__Input__.
==========
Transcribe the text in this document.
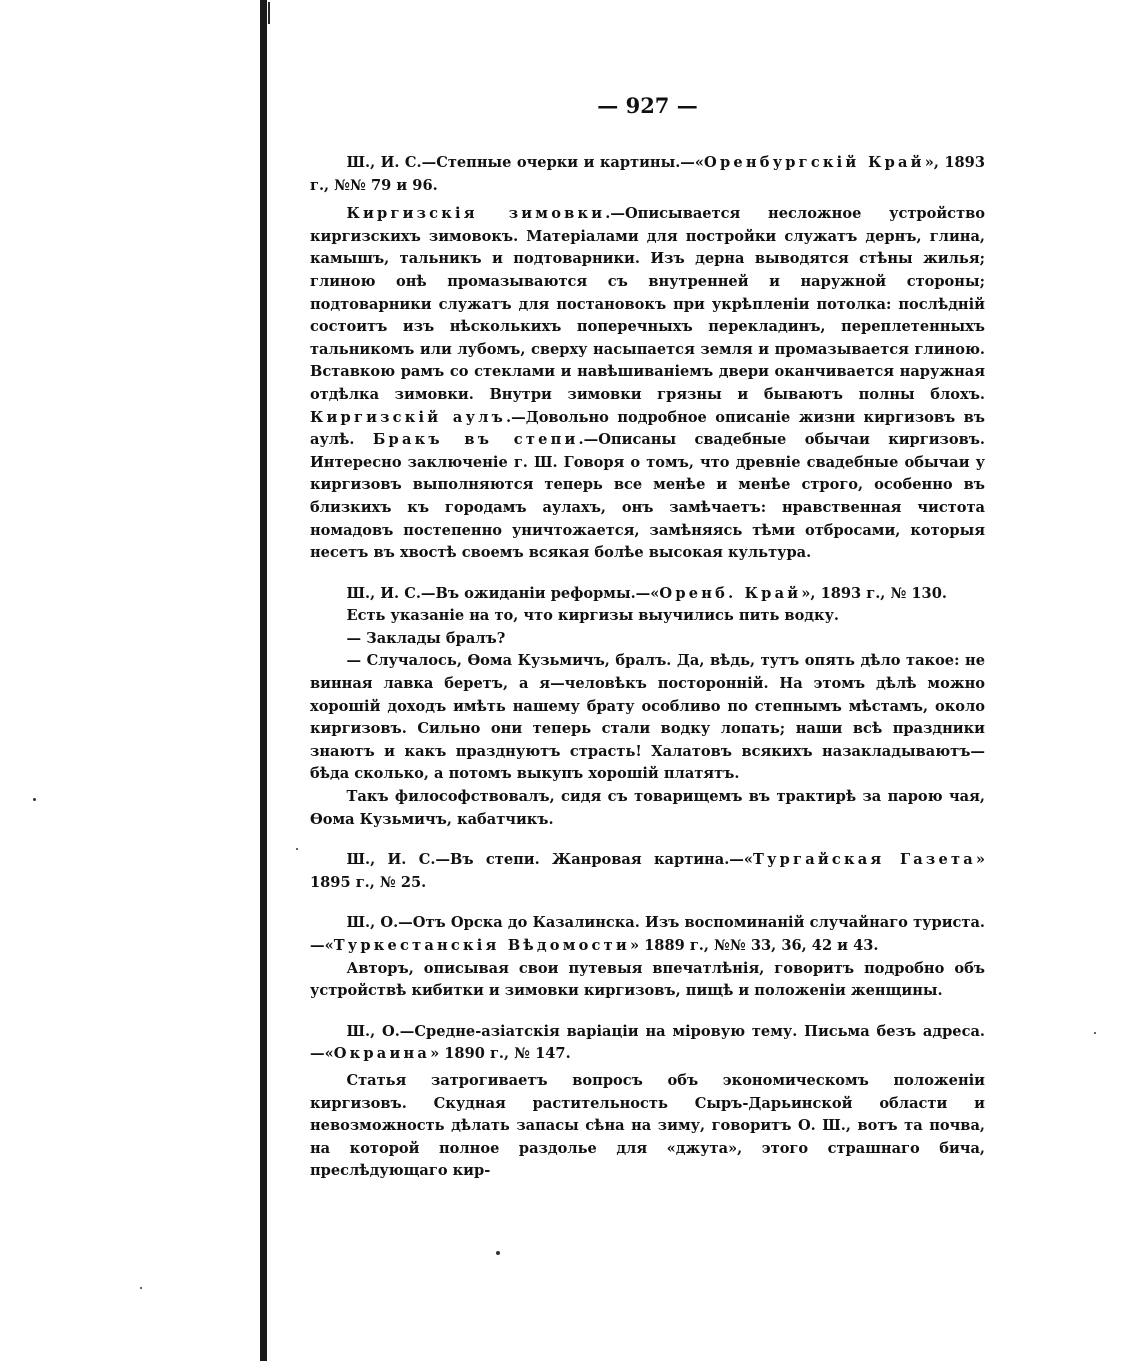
— 927 —

Ш., И. С.—Степные очерки и картины.—«Оренбургскій Край», 1893 г., №№ 79 и 96.

Киргизскія зимовки.—Описывается несложное устройство киргизскихъ зимовокъ. Матеріалами для постройки служатъ дернъ, глина, камышъ, тальникъ и подтоварники. Изъ дерна выводятся стѣны жилья; глиною онѣ промазываются съ внутренней и наружной стороны; подтоварники служатъ для постановокъ при укрѣпленіи потолка: послѣдній состоитъ изъ нѣсколькихъ поперечныхъ перекладинъ, переплетенныхъ тальникомъ или лубомъ, сверху насыпается земля и промазывается глиною. Вставкою рамъ со стеклами и навѣшиваніемъ двери оканчивается наружная отдѣлка зимовки. Внутри зимовки грязны и бываютъ полны блохъ. Киргизскій аулъ.—Довольно подробное описаніе жизни киргизовъ въ аулѣ. Бракъ въ степи.—Описаны свадебные обычаи киргизовъ. Интересно заключеніе г. Ш. Говоря о томъ, что древніе свадебные обычаи у киргизовъ выполняются теперь все менѣе и менѣе строго, особенно въ близкихъ къ городамъ аулахъ, онъ замѣчаетъ: нравственная чистота номадовъ постепенно уничтожается, замѣняясь тѣми отбросами, которыя несетъ въ хвостѣ своемъ всякая болѣе высокая культура.

Ш., И. С.—Въ ожиданіи реформы.—«Оренб. Край», 1893 г., № 130.

Есть указаніе на то, что киргизы выучились пить водку.

— Заклады бралъ?

— Случалось, Ѳома Кузьмичъ, бралъ. Да, вѣдь, тутъ опять дѣло такое: не винная лавка беретъ, а я—человѣкъ посторонній. На этомъ дѣлѣ можно хорошій доходъ имѣть нашему брату особливо по степнымъ мѣстамъ, около киргизовъ. Сильно они теперь стали водку лопать; наши всѣ праздники знаютъ и какъ празднуютъ страсть! Халатовъ всякихъ назакладываютъ—бѣда сколько, а потомъ выкупъ хорошій платятъ.

Такъ философствовалъ, сидя съ товарищемъ въ трактирѣ за парою чая, Ѳома Кузьмичъ, кабатчикъ.

Ш., И. С.—Въ степи. Жанровая картина.—«Тургайская Газета» 1895 г., № 25.

Ш., О.—Отъ Орска до Казалинска. Изъ воспоминаній случайнаго туриста.—«Туркестанскія Вѣдомости» 1889 г., №№ 33, 36, 42 и 43.

Авторъ, описывая свои путевыя впечатлѣнія, говоритъ подробно объ устройствѣ кибитки и зимовки киргизовъ, пищѣ и положеніи женщины.

Ш., О.—Средне-азіатскія варіаціи на міровую тему. Письма безъ адреса.—«Окраина» 1890 г., № 147.

Статья затрогиваетъ вопросъ объ экономическомъ положеніи киргизовъ. Скудная растительность Сыръ-Дарьинской области и невозможность дѣлать запасы сѣна на зиму, говоритъ О. Ш., вотъ та почва, на которой полное раздолье для «джута», этого страшнаго бича, преслѣдующаго кир-
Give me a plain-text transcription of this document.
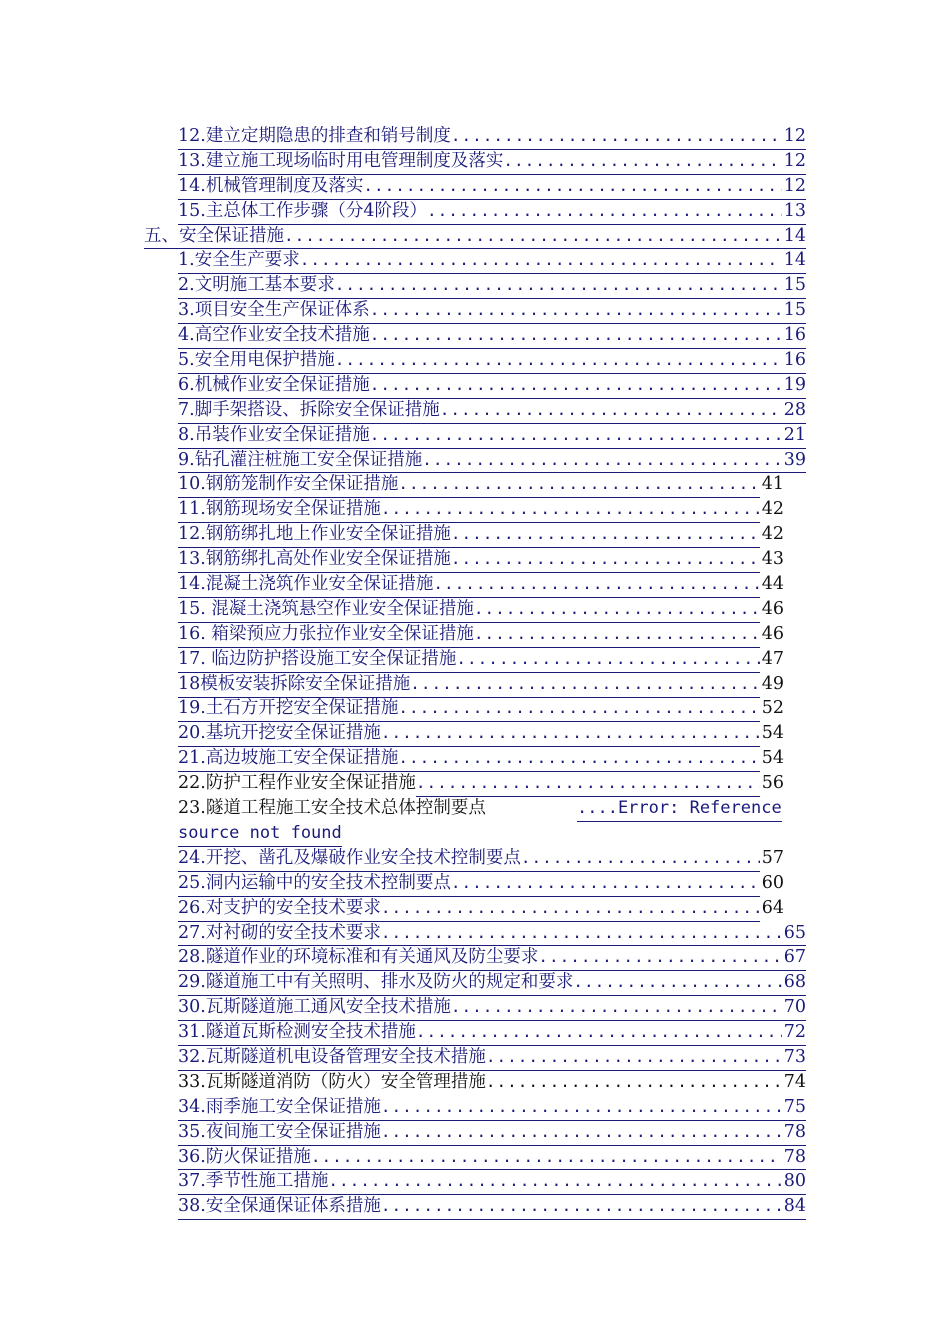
12.建立定期隐患的排查和销号制度 .....	12
13.建立施工现场临时用电管理制度及落实 .....	12
14.机械管理制度及落实 .....	12
15.主总体工作步骤（分4阶段） .....	13
五、安全保证措施 .....	14
1.安全生产要求 .....	14
2.文明施工基本要求 .....	15
3.项目安全生产保证体系 .....	15
4.高空作业安全技术措施 .....	16
5.安全用电保护措施 .....	16
6.机械作业安全保证措施 .....	19
7.脚手架搭设、拆除安全保证措施 .....	28
8.吊装作业安全保证措施 .....	21
9.钻孔灌注桩施工安全保证措施 .....	39
10.钢筋笼制作安全保证措施 .....	41
11.钢筋现场安全保证措施 .....	42
12.钢筋绑扎地上作业安全保证措施 .....	42
13.钢筋绑扎高处作业安全保证措施 .....	43
14.混凝土浇筑作业安全保证措施 .....	44
15. 混凝土浇筑悬空作业安全保证措施 .....	46
16. 箱梁预应力张拉作业安全保证措施 .....	46
17. 临边防护搭设施工安全保证措施 .....	47
18模板安装拆除安全保证措施 .....	49
19.土石方开挖安全保证措施 .....	52
20.基坑开挖安全保证措施 .....	54
21.高边坡施工安全保证措施 .....	54
22.防护工程作业安全保证措施 .....	56
23.隧道工程施工安全技术总体控制要点	....Error: Reference
source not found
24.开挖、凿孔及爆破作业安全技术控制要点 .....	57
25.洞内运输中的安全技术控制要点 .....	60
26.对支护的安全技术要求 .....	64
27.对衬砌的安全技术要求 .....	65
28.隧道作业的环境标准和有关通风及防尘要求 .....	67
29.隧道施工中有关照明、排水及防火的规定和要求 .....	68
30.瓦斯隧道施工通风安全技术措施 .....	70
31.隧道瓦斯检测安全技术措施 .....	72
32.瓦斯隧道机电设备管理安全技术措施 .....	73
33.瓦斯隧道消防（防火）安全管理措施 .....	74
34.雨季施工安全保证措施 .....	75
35.夜间施工安全保证措施 .....	78
36.防火保证措施 .....	78
37.季节性施工措施 .....	80
38.安全保通保证体系措施 .....	84
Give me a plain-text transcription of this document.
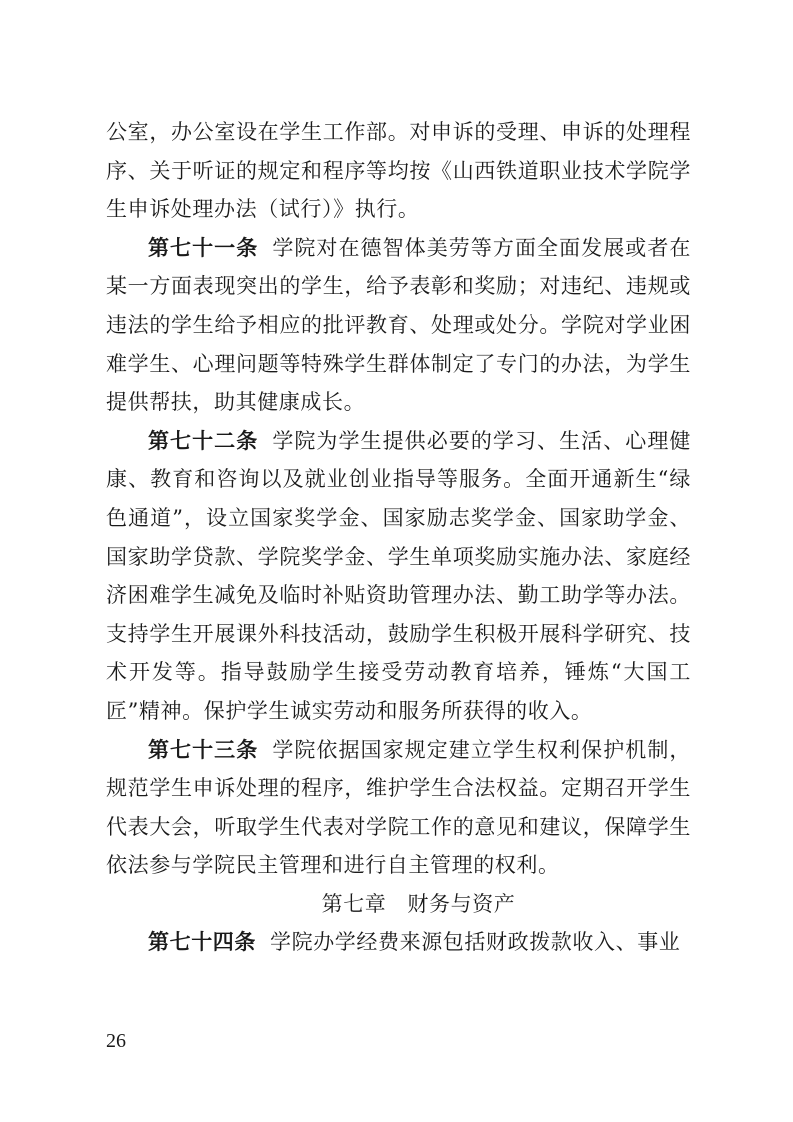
公室，办公室设在学生工作部。对申诉的受理、申诉的处理程序、关于听证的规定和程序等均按《山西铁道职业技术学院学生申诉处理办法（试行）》执行。

第七十一条 学院对在德智体美劳等方面全面发展或者在某一方面表现突出的学生，给予表彰和奖励；对违纪、违规或违法的学生给予相应的批评教育、处理或处分。学院对学业困难学生、心理问题等特殊学生群体制定了专门的办法，为学生提供帮扶，助其健康成长。

第七十二条 学院为学生提供必要的学习、生活、心理健康、教育和咨询以及就业创业指导等服务。全面开通新生“绿色通道”，设立国家奖学金、国家励志奖学金、国家助学金、国家助学贷款、学院奖学金、学生单项奖励实施办法、家庭经济困难学生减免及临时补贴资助管理办法、勤工助学等办法。支持学生开展课外科技活动，鼓励学生积极开展科学研究、技术开发等。指导鼓励学生接受劳动教育培养，锤炼“大国工匠”精神。保护学生诚实劳动和服务所获得的收入。

第七十三条 学院依据国家规定建立学生权利保护机制，规范学生申诉处理的程序，维护学生合法权益。定期召开学生代表大会，听取学生代表对学院工作的意见和建议，保障学生依法参与学院民主管理和进行自主管理的权利。

第七章 财务与资产

第七十四条 学院办学经费来源包括财政拨款收入、事业

26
==========
__Written problem__. Copy out every line in the listing where the word "Край" appears.

__Solved exercise__.
Ш., И. С.—Степные очерки и картины.—«Оренбургскій Край», 1893 г., №№ 79 и 96.
Ш., И. С.—Въ ожиданіи реформы.—«Оренб. Край», 1893 г., № 130.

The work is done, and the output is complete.